EXCERPTED PASSAGE
_ _ _ _
The team’s goal is to provide a drug for physicians to use for traumatic and post-operative pain that has very low abuse potential so they don’t have to worry about their patients becoming addicted or misusing their opioids.

In a new Nobel Fund video, Maynard and collaborator Professor Catherine Cahill from UCLA Psychiatry and Biobehavioral Sciences, discuss their project.

Maynard is one of seven Chemistry & Biochemistry faculty members selected to receive CNSI Noble Family Innovation Fund grants for their nanoscience research projects in 2021. The Noble Family Innovation Fund, established with a $10 million philanthropic commitment to the California NanoSystems Institute at UCLA, supports basic and translational research involving interactions on the nanoscale – measured in billionths of a meter. Funding is earmarked for projects with substantial promise for commercialization and societal impact. The goal is to create a model for academic research and entrepreneurship that enables strategic investment to seed discoveries that have the potential to be translated for the public good.

A worldwide leader in the area of drug delivery, Maynard holds UCLA’s Dr. Myung Ki Hong Endowed Chair in Polymer Science.  She is Director of the National Institutes of Health funded Chemistry Biology Interface Training Program and Associate Director for the California NanoSystems Institute at UCLA.  Maynard is also the co-Director of the $23.7 million NSF funded BioPACIFIC Materials Innovation Platform at UCLA and UCSB.
_ _ _ _
ENTRIES SUPPLIED
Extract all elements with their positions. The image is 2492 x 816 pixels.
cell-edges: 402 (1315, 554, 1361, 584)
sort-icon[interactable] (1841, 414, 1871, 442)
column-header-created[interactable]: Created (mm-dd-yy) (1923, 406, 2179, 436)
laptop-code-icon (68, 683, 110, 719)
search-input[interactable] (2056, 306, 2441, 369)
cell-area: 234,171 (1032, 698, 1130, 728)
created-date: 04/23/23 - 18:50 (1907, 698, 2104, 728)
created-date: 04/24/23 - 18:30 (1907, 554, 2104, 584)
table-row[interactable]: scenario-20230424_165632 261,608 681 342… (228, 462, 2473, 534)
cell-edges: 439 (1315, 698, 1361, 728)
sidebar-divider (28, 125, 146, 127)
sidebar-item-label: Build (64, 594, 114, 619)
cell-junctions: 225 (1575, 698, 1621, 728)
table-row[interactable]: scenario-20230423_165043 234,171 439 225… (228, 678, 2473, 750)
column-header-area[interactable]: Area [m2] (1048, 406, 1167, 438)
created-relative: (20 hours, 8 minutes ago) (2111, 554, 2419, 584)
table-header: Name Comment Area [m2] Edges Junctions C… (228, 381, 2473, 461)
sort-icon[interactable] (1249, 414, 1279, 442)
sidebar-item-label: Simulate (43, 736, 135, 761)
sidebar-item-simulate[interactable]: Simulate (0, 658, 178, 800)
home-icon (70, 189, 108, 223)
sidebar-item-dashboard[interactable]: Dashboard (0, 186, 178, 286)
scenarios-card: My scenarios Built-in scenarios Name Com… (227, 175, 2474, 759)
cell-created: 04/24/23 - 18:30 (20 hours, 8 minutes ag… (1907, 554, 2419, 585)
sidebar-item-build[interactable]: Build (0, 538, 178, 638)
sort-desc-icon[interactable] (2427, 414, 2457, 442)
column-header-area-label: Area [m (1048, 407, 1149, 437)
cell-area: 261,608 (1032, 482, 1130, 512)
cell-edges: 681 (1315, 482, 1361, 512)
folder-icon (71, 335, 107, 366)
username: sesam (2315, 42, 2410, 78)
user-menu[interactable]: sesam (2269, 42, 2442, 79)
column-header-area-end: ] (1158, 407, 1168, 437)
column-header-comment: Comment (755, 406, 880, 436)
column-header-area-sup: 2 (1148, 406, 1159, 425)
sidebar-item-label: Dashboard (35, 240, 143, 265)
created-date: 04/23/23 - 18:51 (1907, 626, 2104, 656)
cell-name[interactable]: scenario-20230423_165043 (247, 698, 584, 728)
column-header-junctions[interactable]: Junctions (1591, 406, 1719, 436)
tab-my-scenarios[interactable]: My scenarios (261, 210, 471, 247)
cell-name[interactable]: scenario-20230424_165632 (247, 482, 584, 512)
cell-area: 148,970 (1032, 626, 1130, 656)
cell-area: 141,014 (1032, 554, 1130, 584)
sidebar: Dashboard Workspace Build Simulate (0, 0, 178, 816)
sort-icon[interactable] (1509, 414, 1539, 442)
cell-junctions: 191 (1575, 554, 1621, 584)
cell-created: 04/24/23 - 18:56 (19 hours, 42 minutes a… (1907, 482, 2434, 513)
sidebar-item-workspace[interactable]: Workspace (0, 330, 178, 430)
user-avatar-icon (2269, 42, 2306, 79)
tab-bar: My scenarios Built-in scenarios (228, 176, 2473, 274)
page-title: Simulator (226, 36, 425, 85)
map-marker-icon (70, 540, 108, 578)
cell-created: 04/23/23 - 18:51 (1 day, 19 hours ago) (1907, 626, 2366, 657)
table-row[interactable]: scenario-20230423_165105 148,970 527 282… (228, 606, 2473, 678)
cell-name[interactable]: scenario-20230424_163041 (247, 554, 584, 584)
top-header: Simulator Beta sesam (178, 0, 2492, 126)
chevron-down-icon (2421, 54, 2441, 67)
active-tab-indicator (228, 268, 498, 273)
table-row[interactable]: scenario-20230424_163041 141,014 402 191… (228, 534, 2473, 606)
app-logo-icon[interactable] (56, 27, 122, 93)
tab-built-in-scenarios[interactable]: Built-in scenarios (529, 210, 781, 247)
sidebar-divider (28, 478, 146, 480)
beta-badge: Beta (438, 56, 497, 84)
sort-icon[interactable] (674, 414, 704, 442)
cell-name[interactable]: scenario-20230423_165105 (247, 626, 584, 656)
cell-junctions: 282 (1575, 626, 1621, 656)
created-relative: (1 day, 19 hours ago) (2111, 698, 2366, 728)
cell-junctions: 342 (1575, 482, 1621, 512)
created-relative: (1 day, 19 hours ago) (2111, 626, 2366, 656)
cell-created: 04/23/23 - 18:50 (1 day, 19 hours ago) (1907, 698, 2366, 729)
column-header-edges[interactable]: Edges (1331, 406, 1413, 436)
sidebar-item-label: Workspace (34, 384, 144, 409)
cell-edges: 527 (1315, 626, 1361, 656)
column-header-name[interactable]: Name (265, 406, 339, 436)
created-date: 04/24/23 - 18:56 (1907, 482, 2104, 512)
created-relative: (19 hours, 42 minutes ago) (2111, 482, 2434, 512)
_ _ _ _
QUESTIONS
A - Answer these questions about the passage on Maynard's research, one line each:
(i) What department at UCLA is Professor Catherine Cahill from?
(ii) What size was the philanthropic commitment that established the Noble Family Innovation Fund?
(iii) Which endowed chair does Maynard hold at UCLA?
B - Reproduce the part of the passage on Maynard's research that starts at the words "The team’s goal" and ends after the words "discuss their project.".

RESPONSES PER TASK
A -
(i) Psychiatry and Biobehavioral Sciences
(ii) $10 million
(iii) The Dr. Myung Ki Hong Endowed Chair in Polymer Science

B -
The team’s goal is to provide a drug for physicians to use for traumatic and post-operative pain that has very low abuse potential so they don’t have to worry about their patients becoming addicted or misusing their opioids.

In a new Nobel Fund video, Maynard and collaborator Professor Catherine Cahill from UCLA Psychiatry and Biobehavioral Sciences, discuss their project.